** Start Given information **

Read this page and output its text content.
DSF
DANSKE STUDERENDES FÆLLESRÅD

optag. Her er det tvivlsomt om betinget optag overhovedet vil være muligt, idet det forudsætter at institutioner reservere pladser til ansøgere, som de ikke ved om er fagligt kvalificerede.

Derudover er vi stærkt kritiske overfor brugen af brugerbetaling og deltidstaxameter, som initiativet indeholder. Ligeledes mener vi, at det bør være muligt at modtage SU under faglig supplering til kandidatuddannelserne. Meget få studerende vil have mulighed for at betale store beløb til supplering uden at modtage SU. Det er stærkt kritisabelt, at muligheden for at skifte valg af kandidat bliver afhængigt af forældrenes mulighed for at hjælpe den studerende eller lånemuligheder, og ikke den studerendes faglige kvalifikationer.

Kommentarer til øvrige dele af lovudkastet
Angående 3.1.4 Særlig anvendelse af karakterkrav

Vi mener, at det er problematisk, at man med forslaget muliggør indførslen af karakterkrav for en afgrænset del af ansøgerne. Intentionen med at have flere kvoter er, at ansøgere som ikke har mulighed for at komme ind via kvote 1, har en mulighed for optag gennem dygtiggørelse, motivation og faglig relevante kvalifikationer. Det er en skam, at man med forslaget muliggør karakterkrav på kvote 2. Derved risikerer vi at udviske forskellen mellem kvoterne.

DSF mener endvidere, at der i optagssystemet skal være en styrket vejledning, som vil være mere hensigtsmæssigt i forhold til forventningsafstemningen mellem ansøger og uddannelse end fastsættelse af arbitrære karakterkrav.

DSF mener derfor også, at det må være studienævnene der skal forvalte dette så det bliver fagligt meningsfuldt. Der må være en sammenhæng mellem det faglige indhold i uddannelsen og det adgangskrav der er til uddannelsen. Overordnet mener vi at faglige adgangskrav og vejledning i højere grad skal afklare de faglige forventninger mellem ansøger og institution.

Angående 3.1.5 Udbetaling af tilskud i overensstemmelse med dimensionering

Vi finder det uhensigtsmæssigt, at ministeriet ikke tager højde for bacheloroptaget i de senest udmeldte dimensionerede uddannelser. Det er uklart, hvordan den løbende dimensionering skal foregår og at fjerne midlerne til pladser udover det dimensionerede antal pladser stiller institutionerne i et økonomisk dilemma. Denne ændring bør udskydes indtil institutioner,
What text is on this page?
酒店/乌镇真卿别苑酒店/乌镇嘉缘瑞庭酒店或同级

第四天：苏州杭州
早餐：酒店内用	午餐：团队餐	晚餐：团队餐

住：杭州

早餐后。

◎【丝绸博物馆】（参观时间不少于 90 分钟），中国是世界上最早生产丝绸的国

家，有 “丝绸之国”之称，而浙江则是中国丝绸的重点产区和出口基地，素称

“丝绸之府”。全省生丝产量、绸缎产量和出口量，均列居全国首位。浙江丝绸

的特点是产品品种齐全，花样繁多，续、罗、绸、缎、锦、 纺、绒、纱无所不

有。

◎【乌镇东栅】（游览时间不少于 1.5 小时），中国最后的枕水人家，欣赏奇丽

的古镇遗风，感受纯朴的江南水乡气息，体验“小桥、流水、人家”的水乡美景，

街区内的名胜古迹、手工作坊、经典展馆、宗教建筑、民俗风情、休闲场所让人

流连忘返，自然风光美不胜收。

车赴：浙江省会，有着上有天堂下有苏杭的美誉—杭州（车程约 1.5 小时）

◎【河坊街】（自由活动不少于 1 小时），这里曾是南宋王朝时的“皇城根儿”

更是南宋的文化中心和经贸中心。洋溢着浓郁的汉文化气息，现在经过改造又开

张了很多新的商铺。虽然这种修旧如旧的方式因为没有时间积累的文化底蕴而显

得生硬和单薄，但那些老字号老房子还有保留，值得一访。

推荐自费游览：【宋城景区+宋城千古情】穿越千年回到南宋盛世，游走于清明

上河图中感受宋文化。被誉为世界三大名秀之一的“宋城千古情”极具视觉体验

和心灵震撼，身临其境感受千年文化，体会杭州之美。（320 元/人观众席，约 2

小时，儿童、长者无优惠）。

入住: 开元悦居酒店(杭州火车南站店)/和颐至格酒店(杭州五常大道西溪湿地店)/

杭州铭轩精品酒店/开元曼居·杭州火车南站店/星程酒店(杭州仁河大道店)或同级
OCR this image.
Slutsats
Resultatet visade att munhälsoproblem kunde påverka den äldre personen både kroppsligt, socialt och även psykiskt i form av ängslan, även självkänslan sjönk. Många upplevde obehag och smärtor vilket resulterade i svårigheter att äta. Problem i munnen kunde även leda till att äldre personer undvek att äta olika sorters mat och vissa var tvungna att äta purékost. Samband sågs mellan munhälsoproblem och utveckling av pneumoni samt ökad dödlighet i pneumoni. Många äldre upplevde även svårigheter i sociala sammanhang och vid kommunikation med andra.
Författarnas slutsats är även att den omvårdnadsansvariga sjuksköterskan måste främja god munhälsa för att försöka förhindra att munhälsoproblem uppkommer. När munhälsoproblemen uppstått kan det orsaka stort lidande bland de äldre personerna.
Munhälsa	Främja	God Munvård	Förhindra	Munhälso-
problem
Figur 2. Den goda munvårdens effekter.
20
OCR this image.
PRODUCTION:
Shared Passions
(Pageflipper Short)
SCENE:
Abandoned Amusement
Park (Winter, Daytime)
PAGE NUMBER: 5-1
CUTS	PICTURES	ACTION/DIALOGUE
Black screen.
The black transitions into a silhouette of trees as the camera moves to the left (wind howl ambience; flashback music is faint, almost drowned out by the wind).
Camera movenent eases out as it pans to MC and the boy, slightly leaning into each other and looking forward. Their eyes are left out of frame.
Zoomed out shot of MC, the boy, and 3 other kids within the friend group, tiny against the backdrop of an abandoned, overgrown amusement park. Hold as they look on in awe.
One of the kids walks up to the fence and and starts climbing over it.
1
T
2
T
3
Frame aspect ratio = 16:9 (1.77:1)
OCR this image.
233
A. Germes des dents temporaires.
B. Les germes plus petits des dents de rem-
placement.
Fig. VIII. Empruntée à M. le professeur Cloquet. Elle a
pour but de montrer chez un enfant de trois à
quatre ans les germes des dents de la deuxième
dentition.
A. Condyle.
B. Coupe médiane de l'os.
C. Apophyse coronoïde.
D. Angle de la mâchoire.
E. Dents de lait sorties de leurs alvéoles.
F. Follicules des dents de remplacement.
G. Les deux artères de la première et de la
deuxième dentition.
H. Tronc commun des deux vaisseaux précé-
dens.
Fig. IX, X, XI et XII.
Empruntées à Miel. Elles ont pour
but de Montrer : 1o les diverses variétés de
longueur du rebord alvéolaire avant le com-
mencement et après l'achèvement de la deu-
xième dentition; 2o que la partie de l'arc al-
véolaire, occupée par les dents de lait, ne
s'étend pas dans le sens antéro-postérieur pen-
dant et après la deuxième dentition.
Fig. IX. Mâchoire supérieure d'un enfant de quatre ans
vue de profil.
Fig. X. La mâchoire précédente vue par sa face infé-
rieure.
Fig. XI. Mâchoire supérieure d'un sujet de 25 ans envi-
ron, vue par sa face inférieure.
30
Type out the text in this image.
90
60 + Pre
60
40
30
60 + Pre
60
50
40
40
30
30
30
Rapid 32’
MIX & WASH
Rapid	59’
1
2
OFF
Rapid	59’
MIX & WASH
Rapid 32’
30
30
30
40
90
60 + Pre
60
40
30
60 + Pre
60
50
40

** End Given information **

Your task is to quote the listing above word for word.

Read this page and output its text content.
DSF
DANSKE STUDERENDES FÆLLESRÅD

optag. Her er det tvivlsomt om betinget optag overhovedet vil være muligt, idet det forudsætter at institutioner reservere pladser til ansøgere, som de ikke ved om er fagligt kvalificerede.

Derudover er vi stærkt kritiske overfor brugen af brugerbetaling og deltidstaxameter, som initiativet indeholder. Ligeledes mener vi, at det bør være muligt at modtage SU under faglig supplering til kandidatuddannelserne. Meget få studerende vil have mulighed for at betale store beløb til supplering uden at modtage SU. Det er stærkt kritisabelt, at muligheden for at skifte valg af kandidat bliver afhængigt af forældrenes mulighed for at hjælpe den studerende eller lånemuligheder, og ikke den studerendes faglige kvalifikationer.

Kommentarer til øvrige dele af lovudkastet
Angående 3.1.4 Særlig anvendelse af karakterkrav

Vi mener, at det er problematisk, at man med forslaget muliggør indførslen af karakterkrav for en afgrænset del af ansøgerne. Intentionen med at have flere kvoter er, at ansøgere som ikke har mulighed for at komme ind via kvote 1, har en mulighed for optag gennem dygtiggørelse, motivation og faglig relevante kvalifikationer. Det er en skam, at man med forslaget muliggør karakterkrav på kvote 2. Derved risikerer vi at udviske forskellen mellem kvoterne.

DSF mener endvidere, at der i optagssystemet skal være en styrket vejledning, som vil være mere hensigtsmæssigt i forhold til forventningsafstemningen mellem ansøger og uddannelse end fastsættelse af arbitrære karakterkrav.

DSF mener derfor også, at det må være studienævnene der skal forvalte dette så det bliver fagligt meningsfuldt. Der må være en sammenhæng mellem det faglige indhold i uddannelsen og det adgangskrav der er til uddannelsen. Overordnet mener vi at faglige adgangskrav og vejledning i højere grad skal afklare de faglige forventninger mellem ansøger og institution.

Angående 3.1.5 Udbetaling af tilskud i overensstemmelse med dimensionering

Vi finder det uhensigtsmæssigt, at ministeriet ikke tager højde for bacheloroptaget i de senest udmeldte dimensionerede uddannelser. Det er uklart, hvordan den løbende dimensionering skal foregår og at fjerne midlerne til pladser udover det dimensionerede antal pladser stiller institutionerne i et økonomisk dilemma. Denne ændring bør udskydes indtil institutioner,
What text is on this page?
酒店/乌镇真卿别苑酒店/乌镇嘉缘瑞庭酒店或同级

第四天：苏州杭州
早餐：酒店内用	午餐：团队餐	晚餐：团队餐

住：杭州

早餐后。

◎【丝绸博物馆】（参观时间不少于 90 分钟），中国是世界上最早生产丝绸的国

家，有 “丝绸之国”之称，而浙江则是中国丝绸的重点产区和出口基地，素称

“丝绸之府”。全省生丝产量、绸缎产量和出口量，均列居全国首位。浙江丝绸

的特点是产品品种齐全，花样繁多，续、罗、绸、缎、锦、 纺、绒、纱无所不

有。

◎【乌镇东栅】（游览时间不少于 1.5 小时），中国最后的枕水人家，欣赏奇丽

的古镇遗风，感受纯朴的江南水乡气息，体验“小桥、流水、人家”的水乡美景，

街区内的名胜古迹、手工作坊、经典展馆、宗教建筑、民俗风情、休闲场所让人

流连忘返，自然风光美不胜收。

车赴：浙江省会，有着上有天堂下有苏杭的美誉—杭州（车程约 1.5 小时）

◎【河坊街】（自由活动不少于 1 小时），这里曾是南宋王朝时的“皇城根儿”

更是南宋的文化中心和经贸中心。洋溢着浓郁的汉文化气息，现在经过改造又开

张了很多新的商铺。虽然这种修旧如旧的方式因为没有时间积累的文化底蕴而显

得生硬和单薄，但那些老字号老房子还有保留，值得一访。

推荐自费游览：【宋城景区+宋城千古情】穿越千年回到南宋盛世，游走于清明

上河图中感受宋文化。被誉为世界三大名秀之一的“宋城千古情”极具视觉体验

和心灵震撼，身临其境感受千年文化，体会杭州之美。（320 元/人观众席，约 2

小时，儿童、长者无优惠）。

入住: 开元悦居酒店(杭州火车南站店)/和颐至格酒店(杭州五常大道西溪湿地店)/

杭州铭轩精品酒店/开元曼居·杭州火车南站店/星程酒店(杭州仁河大道店)或同级
OCR this image.
Slutsats
Resultatet visade att munhälsoproblem kunde påverka den äldre personen både kroppsligt, socialt och även psykiskt i form av ängslan, även självkänslan sjönk. Många upplevde obehag och smärtor vilket resulterade i svårigheter att äta. Problem i munnen kunde även leda till att äldre personer undvek att äta olika sorters mat och vissa var tvungna att äta purékost. Samband sågs mellan munhälsoproblem och utveckling av pneumoni samt ökad dödlighet i pneumoni. Många äldre upplevde även svårigheter i sociala sammanhang och vid kommunikation med andra.
Författarnas slutsats är även att den omvårdnadsansvariga sjuksköterskan måste främja god munhälsa för att försöka förhindra att munhälsoproblem uppkommer. När munhälsoproblemen uppstått kan det orsaka stort lidande bland de äldre personerna.
Munhälsa	Främja	God Munvård	Förhindra	Munhälso-
problem
Figur 2. Den goda munvårdens effekter.
20
OCR this image.
PRODUCTION:
Shared Passions
(Pageflipper Short)
SCENE:
Abandoned Amusement
Park (Winter, Daytime)
PAGE NUMBER: 5-1
CUTS	PICTURES	ACTION/DIALOGUE
Black screen.
The black transitions into a silhouette of trees as the camera moves to the left (wind howl ambience; flashback music is faint, almost drowned out by the wind).
Camera movenent eases out as it pans to MC and the boy, slightly leaning into each other and looking forward. Their eyes are left out of frame.
Zoomed out shot of MC, the boy, and 3 other kids within the friend group, tiny against the backdrop of an abandoned, overgrown amusement park. Hold as they look on in awe.
One of the kids walks up to the fence and and starts climbing over it.
1
T
2
T
3
Frame aspect ratio = 16:9 (1.77:1)
OCR this image.
233
A. Germes des dents temporaires.
B. Les germes plus petits des dents de rem-
placement.
Fig. VIII. Empruntée à M. le professeur Cloquet. Elle a
pour but de montrer chez un enfant de trois à
quatre ans les germes des dents de la deuxième
dentition.
A. Condyle.
B. Coupe médiane de l'os.
C. Apophyse coronoïde.
D. Angle de la mâchoire.
E. Dents de lait sorties de leurs alvéoles.
F. Follicules des dents de remplacement.
G. Les deux artères de la première et de la
deuxième dentition.
H. Tronc commun des deux vaisseaux précé-
dens.
Fig. IX, X, XI et XII.
Empruntées à Miel. Elles ont pour
but de Montrer : 1o les diverses variétés de
longueur du rebord alvéolaire avant le com-
mencement et après l'achèvement de la deu-
xième dentition; 2o que la partie de l'arc al-
véolaire, occupée par les dents de lait, ne
s'étend pas dans le sens antéro-postérieur pen-
dant et après la deuxième dentition.
Fig. IX. Mâchoire supérieure d'un enfant de quatre ans
vue de profil.
Fig. X. La mâchoire précédente vue par sa face infé-
rieure.
Fig. XI. Mâchoire supérieure d'un sujet de 25 ans envi-
ron, vue par sa face inférieure.
30
Type out the text in this image.
90
60 + Pre
60
40
30
60 + Pre
60
50
40
40
30
30
30
Rapid 32’
MIX & WASH
Rapid	59’
1
2
OFF
Rapid	59’
MIX & WASH
Rapid 32’
30
30
30
40
90
60 + Pre
60
40
30
60 + Pre
60
50
40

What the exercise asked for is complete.